(Collection entries)
↓↓↓

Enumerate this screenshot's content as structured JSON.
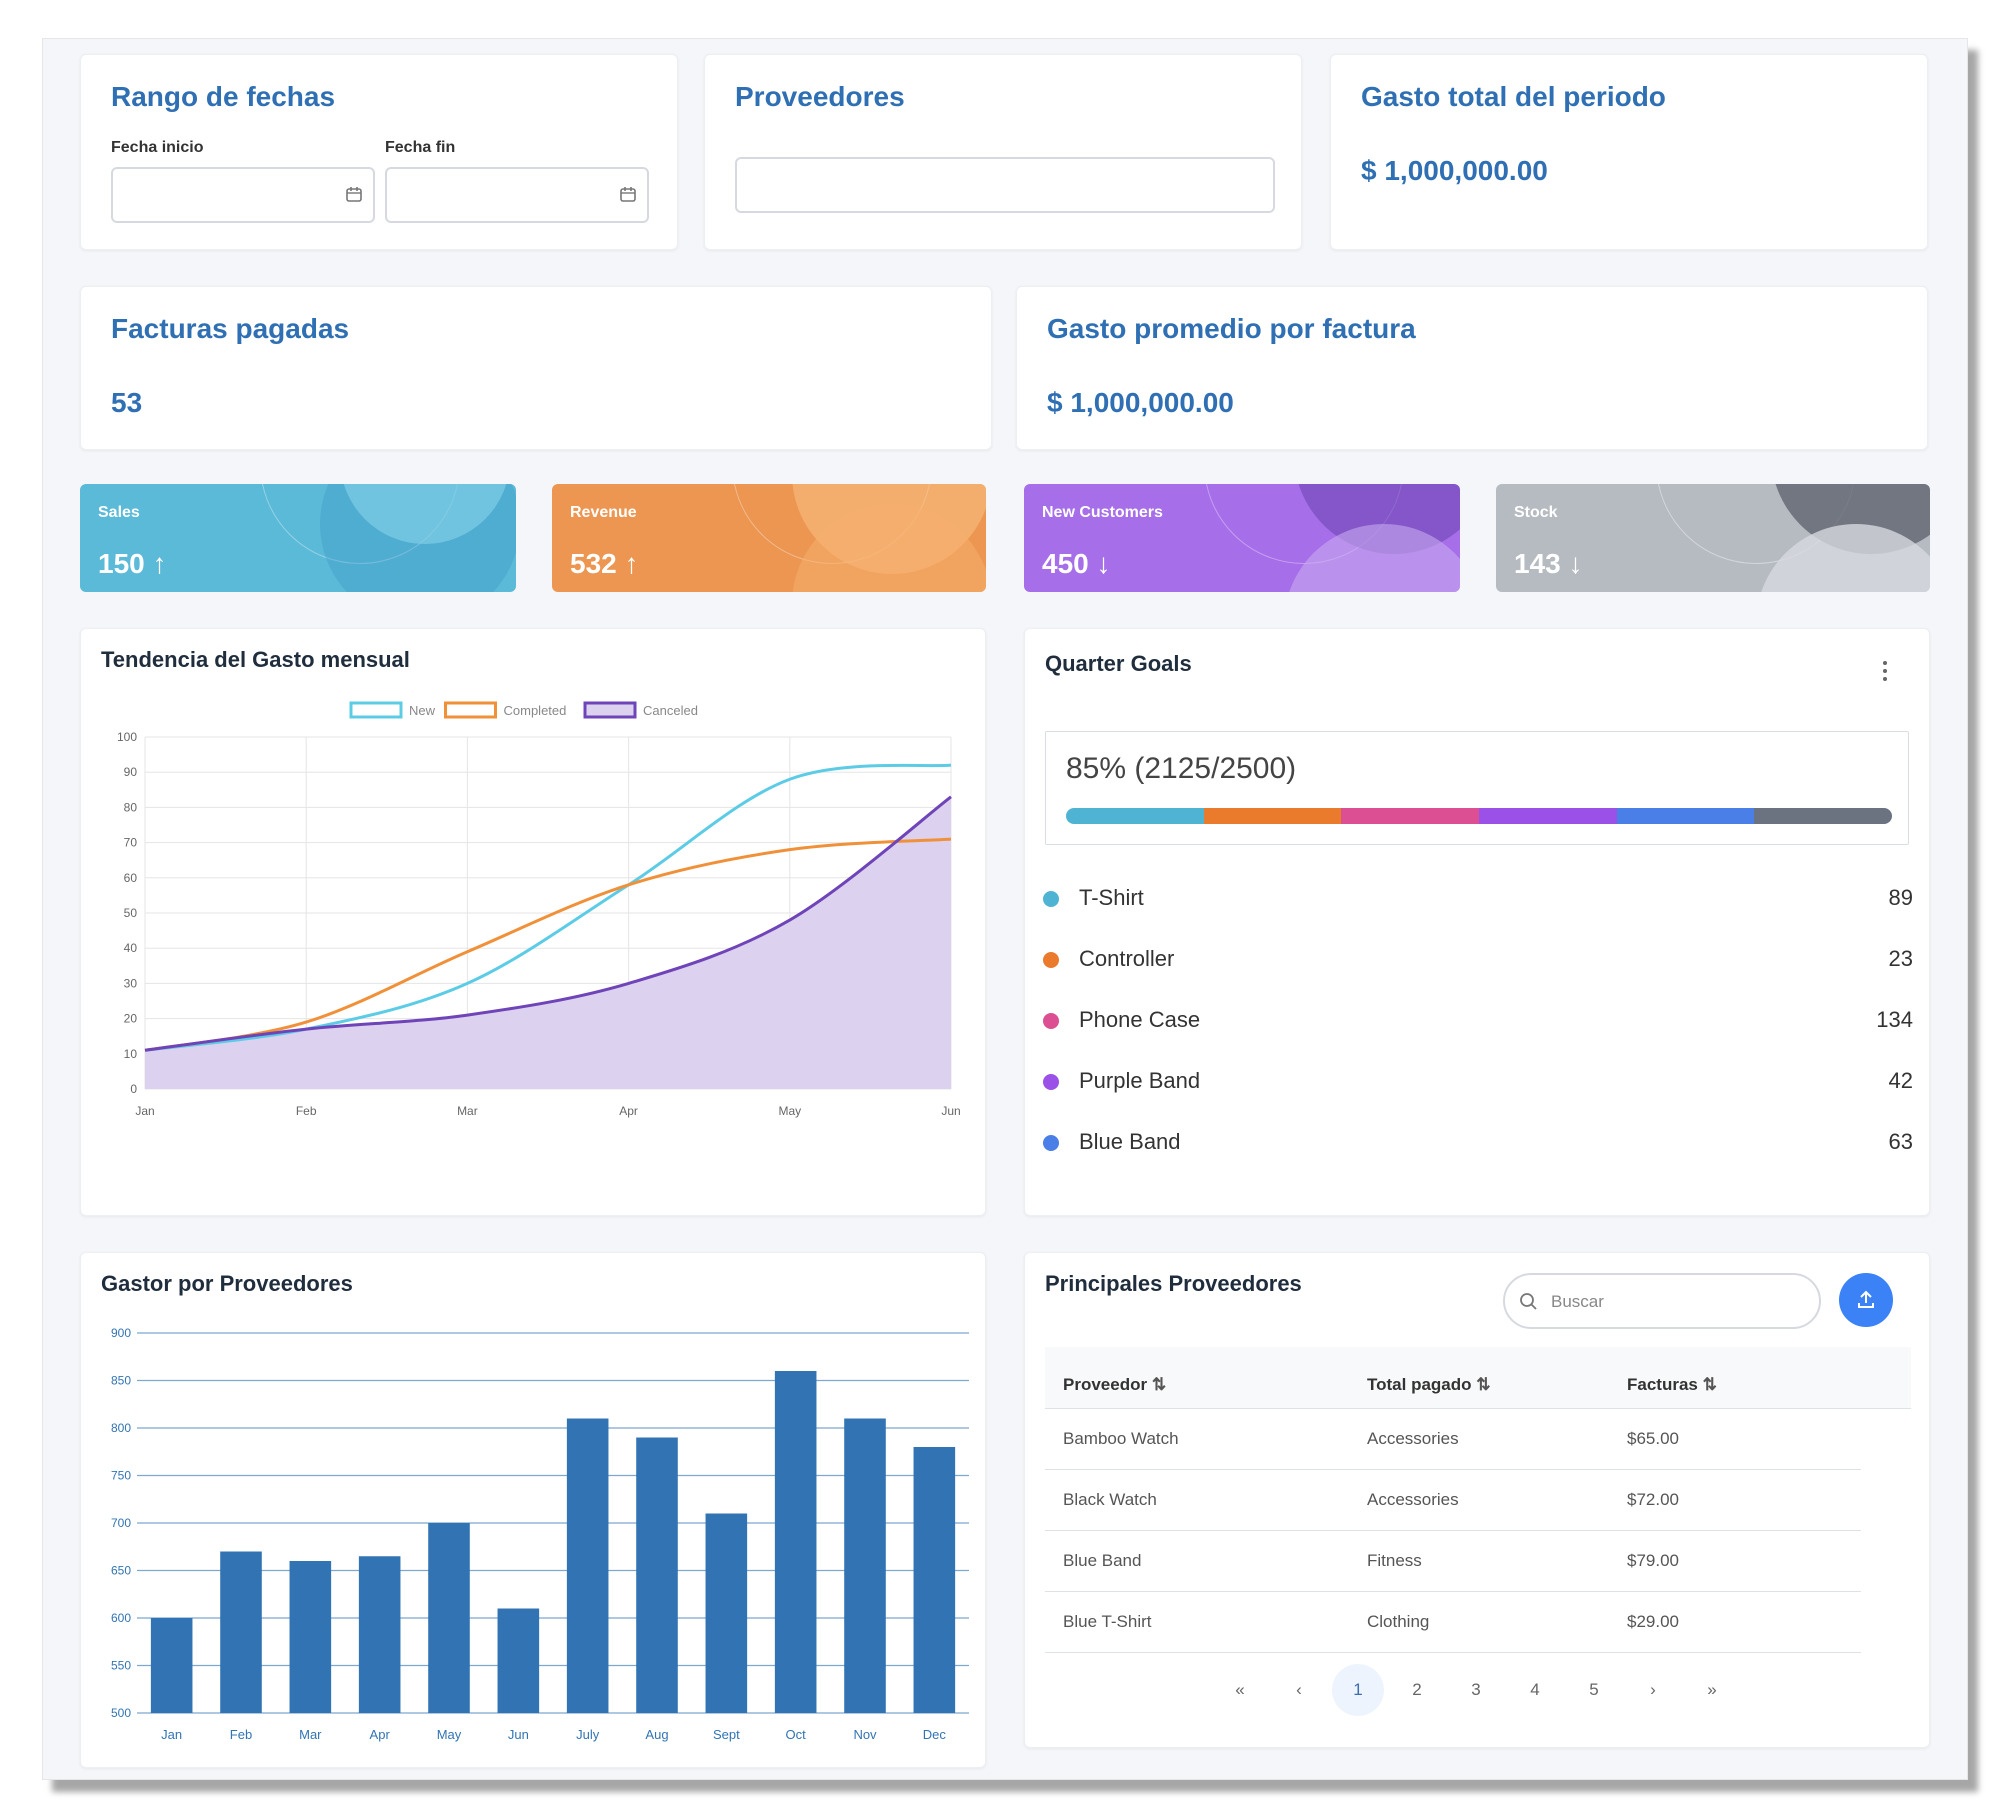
{
  "filters": {
    "date_range": {
      "title": "Rango de fechas",
      "start_label": "Fecha inicio",
      "end_label": "Fecha fin",
      "start_value": "",
      "end_value": ""
    },
    "suppliers": {
      "title": "Proveedores",
      "value": ""
    },
    "total_spend": {
      "title": "Gasto total del periodo",
      "value": "$ 1,000,000.00"
    }
  },
  "summary": {
    "paid_invoices": {
      "title": "Facturas pagadas",
      "value": "53"
    },
    "avg_spend": {
      "title": "Gasto promedio por factura",
      "value": "$ 1,000,000.00"
    }
  },
  "kpis": [
    {
      "label": "Sales",
      "value": "150",
      "trend": "↑",
      "color": "#5bbad8"
    },
    {
      "label": "Revenue",
      "value": "532",
      "trend": "↑",
      "color": "#ec9651"
    },
    {
      "label": "New Customers",
      "value": "450",
      "trend": "↓",
      "color": "#a66ee9"
    },
    {
      "label": "Stock",
      "value": "143",
      "trend": "↓",
      "color": "#b6bbc2"
    }
  ],
  "trend_chart": {
    "title": "Tendencia del Gasto mensual",
    "chart_data": {
      "type": "line",
      "x": [
        "Jan",
        "Feb",
        "Mar",
        "Apr",
        "May",
        "Jun"
      ],
      "ylim": [
        0,
        100
      ],
      "yticks": [
        0,
        10,
        20,
        30,
        40,
        50,
        60,
        70,
        80,
        90,
        100
      ],
      "legend_position": "top",
      "grid": true,
      "series": [
        {
          "name": "New",
          "values": [
            11,
            17,
            30,
            58,
            88,
            92
          ],
          "color": "#5ccce6",
          "fill": false
        },
        {
          "name": "Completed",
          "values": [
            11,
            19,
            39,
            58,
            68,
            71
          ],
          "color": "#f0913a",
          "fill": false
        },
        {
          "name": "Canceled",
          "values": [
            11,
            17,
            21,
            30,
            48,
            83
          ],
          "color": "#6e44b8",
          "fill": true,
          "fill_color": "#dcd1ef"
        }
      ]
    }
  },
  "goals": {
    "title": "Quarter Goals",
    "menu_icon": "vertical-dots-icon",
    "progress_text": "85% (2125/2500)",
    "progress_percent": 85,
    "bar_colors": [
      "#4fb3d4",
      "#ea7b2d",
      "#dc4f92",
      "#9b51e8",
      "#4a7fe8",
      "#6b7280"
    ],
    "items": [
      {
        "name": "T-Shirt",
        "count": "89",
        "color": "#4fb3d4"
      },
      {
        "name": "Controller",
        "count": "23",
        "color": "#ea7b2d"
      },
      {
        "name": "Phone Case",
        "count": "134",
        "color": "#dc4f92"
      },
      {
        "name": "Purple Band",
        "count": "42",
        "color": "#9b51e8"
      },
      {
        "name": "Blue Band",
        "count": "63",
        "color": "#4a7fe8"
      }
    ]
  },
  "bar_chart": {
    "title": "Gastor por Proveedores",
    "chart_data": {
      "type": "bar",
      "categories": [
        "Jan",
        "Feb",
        "Mar",
        "Apr",
        "May",
        "Jun",
        "July",
        "Aug",
        "Sept",
        "Oct",
        "Nov",
        "Dec"
      ],
      "values": [
        600,
        670,
        660,
        665,
        700,
        610,
        810,
        790,
        710,
        860,
        810,
        780
      ],
      "ylim": [
        500,
        900
      ],
      "yticks": [
        500,
        550,
        600,
        650,
        700,
        750,
        800,
        850,
        900
      ],
      "grid": true,
      "color": "#3274b3"
    }
  },
  "table": {
    "title": "Principales Proveedores",
    "search_placeholder": "Buscar",
    "upload_icon": "upload-icon",
    "columns": [
      "Proveedor",
      "Total pagado",
      "Facturas"
    ],
    "rows": [
      [
        "Bamboo Watch",
        "Accessories",
        "$65.00"
      ],
      [
        "Black Watch",
        "Accessories",
        "$72.00"
      ],
      [
        "Blue Band",
        "Fitness",
        "$79.00"
      ],
      [
        "Blue T-Shirt",
        "Clothing",
        "$29.00"
      ]
    ],
    "pagination": {
      "first": "«",
      "prev": "‹",
      "pages": [
        "1",
        "2",
        "3",
        "4",
        "5"
      ],
      "current": "1",
      "next": "›",
      "last": "»"
    }
  }
}
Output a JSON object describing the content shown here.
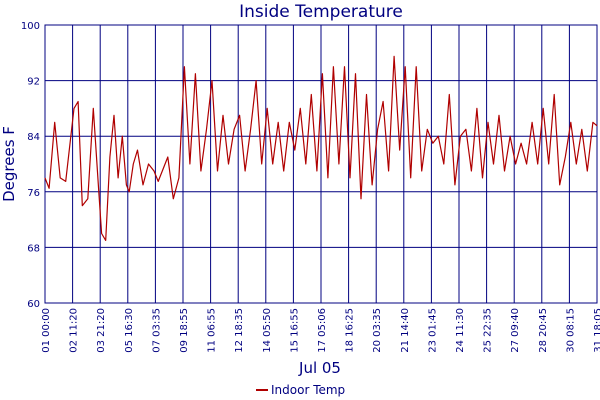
{
  "colors": {
    "series": "#b00000",
    "grid": "#000080",
    "text": "#000080",
    "background": "#ffffff"
  },
  "chart_data": {
    "type": "line",
    "title": "Inside Temperature",
    "xlabel": "Jul 05",
    "ylabel": "Degrees F",
    "ylim": [
      60,
      100
    ],
    "y_ticks": [
      60,
      68,
      76,
      84,
      92,
      100
    ],
    "grid": true,
    "legend_position": "bottom-center",
    "x_tick_labels": [
      "01 00:00",
      "02 11:20",
      "03 21:20",
      "05 16:30",
      "07 03:35",
      "09 18:55",
      "11 06:55",
      "12 18:35",
      "14 05:50",
      "15 16:55",
      "17 05:06",
      "18 16:25",
      "20 03:35",
      "21 14:40",
      "23 01:45",
      "24 11:30",
      "25 22:35",
      "27 09:40",
      "28 20:45",
      "30 08:15",
      "31 18:05"
    ],
    "series": [
      {
        "name": "Indoor Temp",
        "x_index": [
          0.0,
          0.15,
          0.35,
          0.55,
          0.75,
          1.05,
          1.2,
          1.35,
          1.55,
          1.75,
          1.95,
          2.05,
          2.2,
          2.35,
          2.5,
          2.65,
          2.8,
          2.95,
          3.05,
          3.2,
          3.35,
          3.55,
          3.75,
          3.95,
          4.1,
          4.25,
          4.45,
          4.65,
          4.85,
          5.05,
          5.25,
          5.45,
          5.65,
          5.85,
          6.05,
          6.25,
          6.45,
          6.65,
          6.85,
          7.05,
          7.25,
          7.45,
          7.65,
          7.85,
          8.05,
          8.25,
          8.45,
          8.65,
          8.85,
          9.05,
          9.25,
          9.45,
          9.65,
          9.85,
          10.05,
          10.25,
          10.45,
          10.65,
          10.85,
          11.05,
          11.25,
          11.45,
          11.65,
          11.85,
          12.05,
          12.25,
          12.45,
          12.65,
          12.85,
          13.05,
          13.25,
          13.45,
          13.65,
          13.85,
          14.05,
          14.25,
          14.45,
          14.65,
          14.85,
          15.05,
          15.25,
          15.45,
          15.65,
          15.85,
          16.05,
          16.25,
          16.45,
          16.65,
          16.85,
          17.05,
          17.25,
          17.45,
          17.65,
          17.85,
          18.05,
          18.25,
          18.45,
          18.65,
          18.85,
          19.05,
          19.25,
          19.45,
          19.65,
          19.85,
          20.0
        ],
        "values": [
          78,
          76.5,
          86,
          78,
          77.5,
          88,
          89,
          74,
          75,
          88,
          76,
          70,
          69,
          81,
          87,
          78,
          84,
          77,
          76,
          80,
          82,
          77,
          80,
          79,
          77.5,
          79,
          81,
          75,
          78,
          94,
          80,
          93,
          79,
          85,
          92,
          79,
          87,
          80,
          85,
          87,
          79,
          85,
          92,
          80,
          88,
          80,
          86,
          79,
          86,
          82,
          88,
          80,
          90,
          79,
          93,
          78,
          94,
          80,
          94,
          78,
          93,
          75,
          90,
          77,
          85,
          89,
          79,
          95.5,
          82,
          94,
          78,
          94,
          79,
          85,
          83,
          84,
          80,
          90,
          77,
          84,
          85,
          79,
          88,
          78,
          86,
          80,
          87,
          79,
          84,
          80,
          83,
          80,
          86,
          80,
          88,
          80,
          90,
          77,
          81,
          86,
          80,
          85,
          79,
          86,
          85.5
        ]
      }
    ]
  }
}
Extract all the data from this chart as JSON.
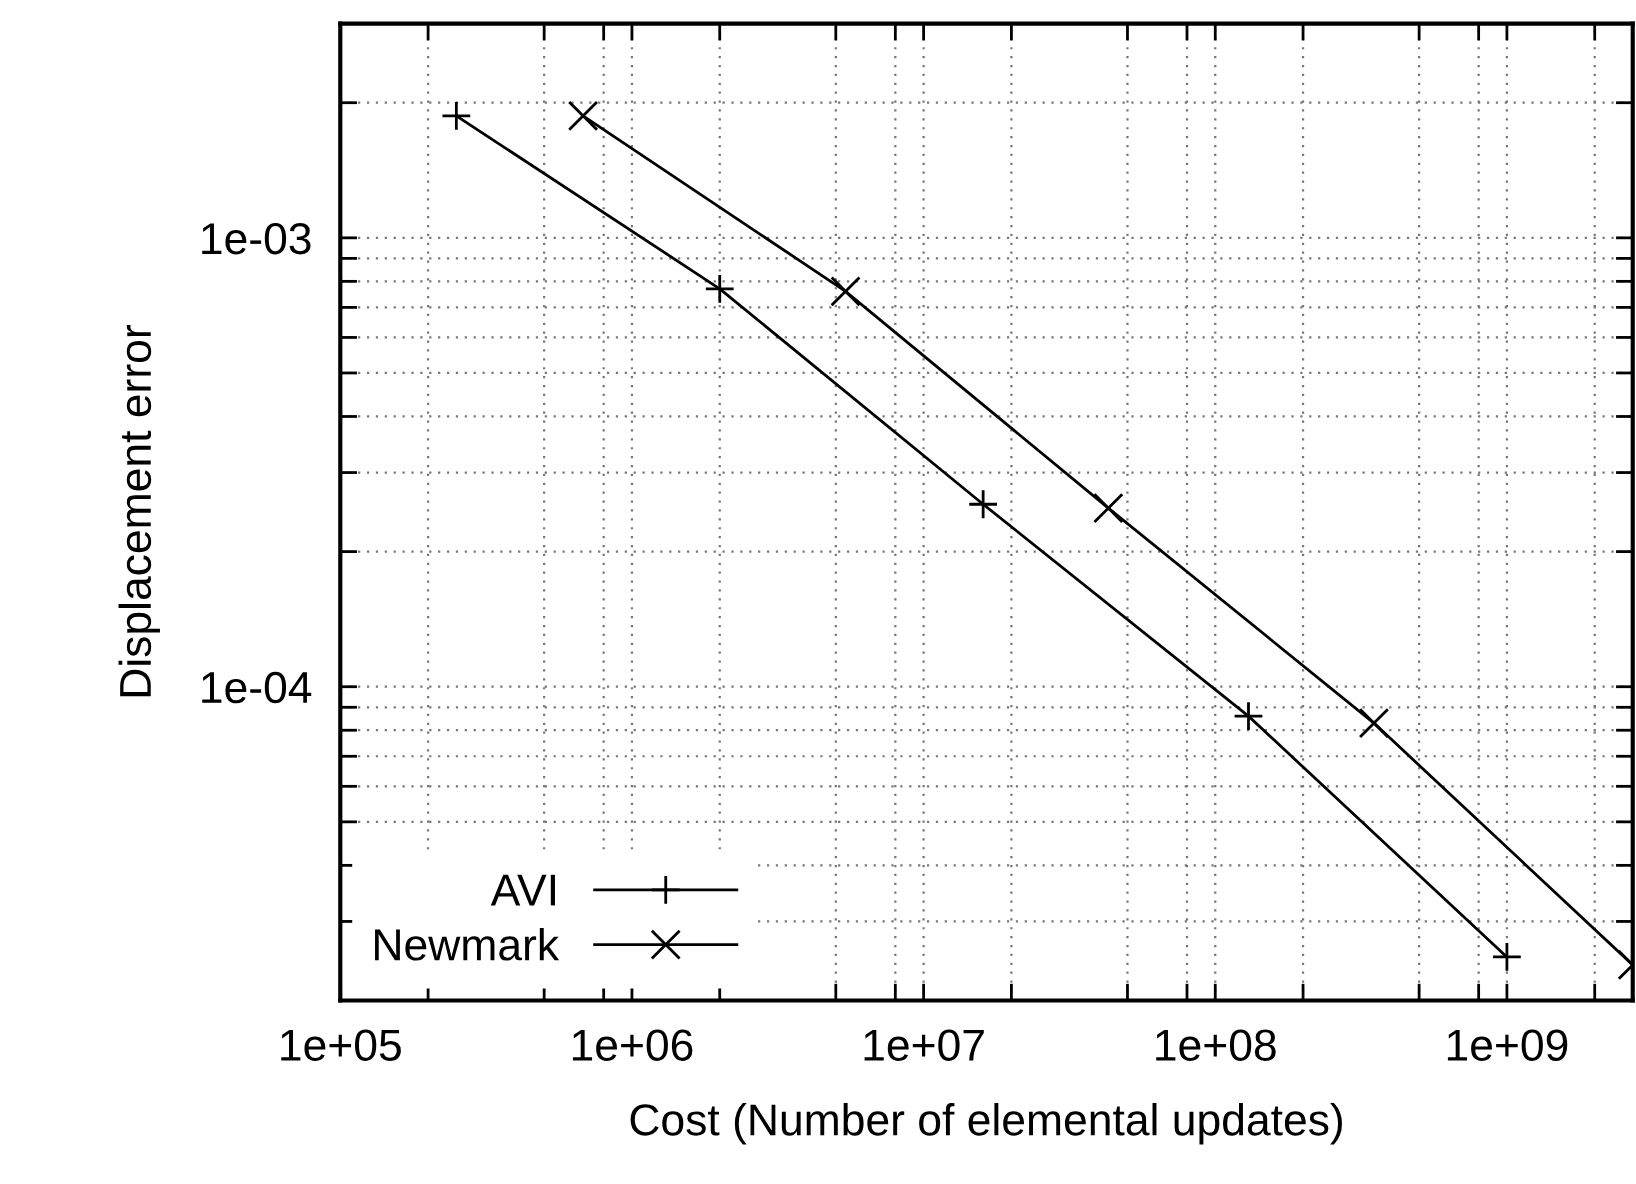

↑↑↑

What you should do: Pull every line containing "JSON" out of the data above.

Solution for this problem:
Enumerate this screenshot's content as structured JSON.
Output a JSON object describing the content shown here.
Extract all the data from this chart as JSON.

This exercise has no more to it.